*Directions for this task*:
Track down the lines that contain "from" and copy them.

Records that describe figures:
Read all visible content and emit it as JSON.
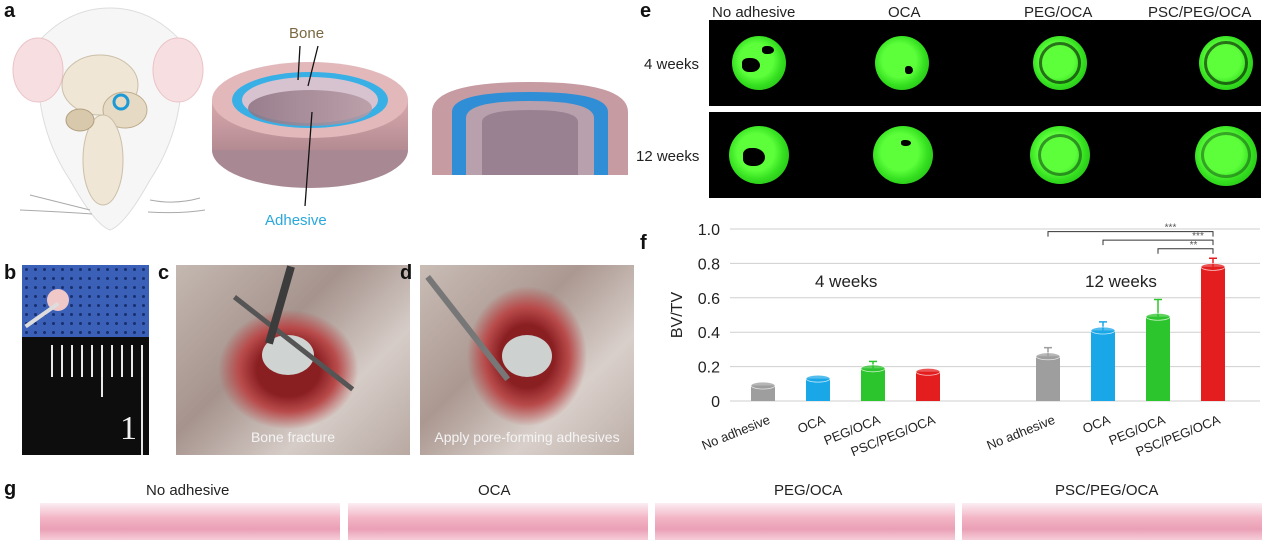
{
  "panel_letters": {
    "a": "a",
    "b": "b",
    "c": "c",
    "d": "d",
    "e": "e",
    "f": "f",
    "g": "g"
  },
  "panel_a": {
    "bone_label": "Bone",
    "adhesive_label": "Adhesive"
  },
  "panel_b": {
    "ruler_number": "1"
  },
  "panel_c": {
    "caption": "Bone fracture"
  },
  "panel_d": {
    "caption": "Apply pore-forming adhesives"
  },
  "panel_e": {
    "columns": [
      "No adhesive",
      "OCA",
      "PEG/OCA",
      "PSC/PEG/OCA"
    ],
    "rows": [
      "4 weeks",
      "12 weeks"
    ]
  },
  "chart_data": {
    "type": "bar",
    "title": "",
    "xlabel": "",
    "ylabel": "BV/TV",
    "ylim": [
      0,
      1.0
    ],
    "yticks": [
      "0",
      "0.2",
      "0.4",
      "0.6",
      "0.8",
      "1.0"
    ],
    "groups": [
      "4 weeks",
      "12 weeks"
    ],
    "categories": [
      "No adhesive",
      "OCA",
      "PEG/OCA",
      "PSC/PEG/OCA"
    ],
    "colors": [
      "#9e9e9e",
      "#1aa7e8",
      "#2dc52d",
      "#e41e1e"
    ],
    "series": [
      {
        "name": "4 weeks",
        "values": [
          0.09,
          0.13,
          0.19,
          0.17
        ],
        "errors": [
          0.0,
          0.0,
          0.04,
          0.0
        ]
      },
      {
        "name": "12 weeks",
        "values": [
          0.26,
          0.41,
          0.49,
          0.78
        ],
        "errors": [
          0.05,
          0.05,
          0.1,
          0.05
        ]
      }
    ],
    "significance": [
      {
        "from": "No adhesive",
        "to": "PSC/PEG/OCA",
        "group": "12 weeks",
        "label": "***"
      },
      {
        "from": "OCA",
        "to": "PSC/PEG/OCA",
        "group": "12 weeks",
        "label": "***"
      },
      {
        "from": "PEG/OCA",
        "to": "PSC/PEG/OCA",
        "group": "12 weeks",
        "label": "**"
      }
    ]
  },
  "panel_g": {
    "columns": [
      "No adhesive",
      "OCA",
      "PEG/OCA",
      "PSC/PEG/OCA"
    ]
  }
}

*Output of the exercise*:
        "from": "No adhesive",
        "from": "OCA",
        "from": "PEG/OCA",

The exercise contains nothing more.